## The task:
Report, as a bare number, how many lines of the material below contain the word "Escalations".

[START Data for the task]

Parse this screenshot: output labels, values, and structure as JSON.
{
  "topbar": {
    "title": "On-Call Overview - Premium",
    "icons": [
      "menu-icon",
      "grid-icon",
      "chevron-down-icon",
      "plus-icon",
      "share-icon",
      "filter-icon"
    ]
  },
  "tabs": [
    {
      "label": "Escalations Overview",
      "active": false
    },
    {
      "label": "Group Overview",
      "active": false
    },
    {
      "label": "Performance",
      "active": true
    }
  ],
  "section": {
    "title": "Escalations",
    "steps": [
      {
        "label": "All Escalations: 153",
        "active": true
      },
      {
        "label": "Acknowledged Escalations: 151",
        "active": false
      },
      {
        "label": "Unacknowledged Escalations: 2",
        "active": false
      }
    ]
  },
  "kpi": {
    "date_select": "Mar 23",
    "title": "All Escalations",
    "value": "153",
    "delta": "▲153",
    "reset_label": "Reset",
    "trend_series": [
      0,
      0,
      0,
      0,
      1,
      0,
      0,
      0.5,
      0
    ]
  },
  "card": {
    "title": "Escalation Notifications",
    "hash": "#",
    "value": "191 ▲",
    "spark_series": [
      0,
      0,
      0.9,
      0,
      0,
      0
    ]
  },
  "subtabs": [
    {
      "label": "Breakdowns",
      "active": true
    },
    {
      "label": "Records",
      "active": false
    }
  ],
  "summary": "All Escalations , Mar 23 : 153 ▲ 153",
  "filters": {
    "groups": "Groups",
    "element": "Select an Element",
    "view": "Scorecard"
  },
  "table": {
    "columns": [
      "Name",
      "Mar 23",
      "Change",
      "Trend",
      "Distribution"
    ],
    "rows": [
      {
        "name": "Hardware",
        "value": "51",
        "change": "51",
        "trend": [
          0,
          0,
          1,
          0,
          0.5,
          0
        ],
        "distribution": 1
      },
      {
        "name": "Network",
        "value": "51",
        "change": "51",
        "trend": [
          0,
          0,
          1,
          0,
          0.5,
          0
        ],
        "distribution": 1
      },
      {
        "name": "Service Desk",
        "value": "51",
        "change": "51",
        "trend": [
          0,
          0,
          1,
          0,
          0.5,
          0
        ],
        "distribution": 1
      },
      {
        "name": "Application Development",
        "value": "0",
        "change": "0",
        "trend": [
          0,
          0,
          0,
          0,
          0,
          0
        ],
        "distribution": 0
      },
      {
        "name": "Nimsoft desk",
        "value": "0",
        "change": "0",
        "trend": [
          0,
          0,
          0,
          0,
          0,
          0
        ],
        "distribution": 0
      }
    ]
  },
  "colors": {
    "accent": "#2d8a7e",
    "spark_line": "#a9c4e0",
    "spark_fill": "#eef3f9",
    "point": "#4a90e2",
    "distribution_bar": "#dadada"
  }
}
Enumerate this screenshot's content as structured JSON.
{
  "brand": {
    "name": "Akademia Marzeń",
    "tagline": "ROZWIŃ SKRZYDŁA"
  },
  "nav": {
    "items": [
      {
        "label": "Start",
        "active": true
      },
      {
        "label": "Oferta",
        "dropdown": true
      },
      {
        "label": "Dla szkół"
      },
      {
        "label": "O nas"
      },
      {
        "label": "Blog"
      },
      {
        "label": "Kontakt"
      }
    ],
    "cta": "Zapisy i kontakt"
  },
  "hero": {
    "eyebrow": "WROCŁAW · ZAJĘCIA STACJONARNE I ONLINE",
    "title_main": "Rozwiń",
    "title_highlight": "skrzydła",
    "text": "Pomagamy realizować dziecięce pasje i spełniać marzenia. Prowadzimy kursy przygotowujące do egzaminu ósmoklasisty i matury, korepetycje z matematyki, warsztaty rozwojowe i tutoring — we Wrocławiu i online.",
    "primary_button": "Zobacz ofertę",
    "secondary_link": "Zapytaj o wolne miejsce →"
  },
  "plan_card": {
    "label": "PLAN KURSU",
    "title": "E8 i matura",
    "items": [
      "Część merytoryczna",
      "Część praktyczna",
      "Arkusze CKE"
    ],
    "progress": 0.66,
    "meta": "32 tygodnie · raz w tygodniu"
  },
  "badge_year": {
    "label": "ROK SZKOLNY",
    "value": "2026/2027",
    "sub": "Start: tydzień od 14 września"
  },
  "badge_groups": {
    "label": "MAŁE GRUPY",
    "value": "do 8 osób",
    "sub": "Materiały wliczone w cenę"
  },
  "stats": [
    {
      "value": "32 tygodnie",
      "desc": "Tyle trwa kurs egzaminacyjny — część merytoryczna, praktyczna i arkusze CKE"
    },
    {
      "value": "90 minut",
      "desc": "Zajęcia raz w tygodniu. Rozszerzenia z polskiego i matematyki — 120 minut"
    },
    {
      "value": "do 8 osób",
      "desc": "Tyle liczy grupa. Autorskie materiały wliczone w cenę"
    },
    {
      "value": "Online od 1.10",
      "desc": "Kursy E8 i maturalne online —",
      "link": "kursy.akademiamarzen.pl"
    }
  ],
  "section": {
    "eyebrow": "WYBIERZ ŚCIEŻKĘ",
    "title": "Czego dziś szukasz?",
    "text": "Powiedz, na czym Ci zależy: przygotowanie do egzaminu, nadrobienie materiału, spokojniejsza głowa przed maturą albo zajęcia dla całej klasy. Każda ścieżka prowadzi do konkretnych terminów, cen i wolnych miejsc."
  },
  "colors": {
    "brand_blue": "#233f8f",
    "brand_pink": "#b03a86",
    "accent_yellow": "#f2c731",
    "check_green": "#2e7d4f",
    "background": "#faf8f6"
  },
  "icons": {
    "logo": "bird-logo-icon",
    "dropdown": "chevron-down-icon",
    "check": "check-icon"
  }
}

[END Data for the task]

## Complete answer:
7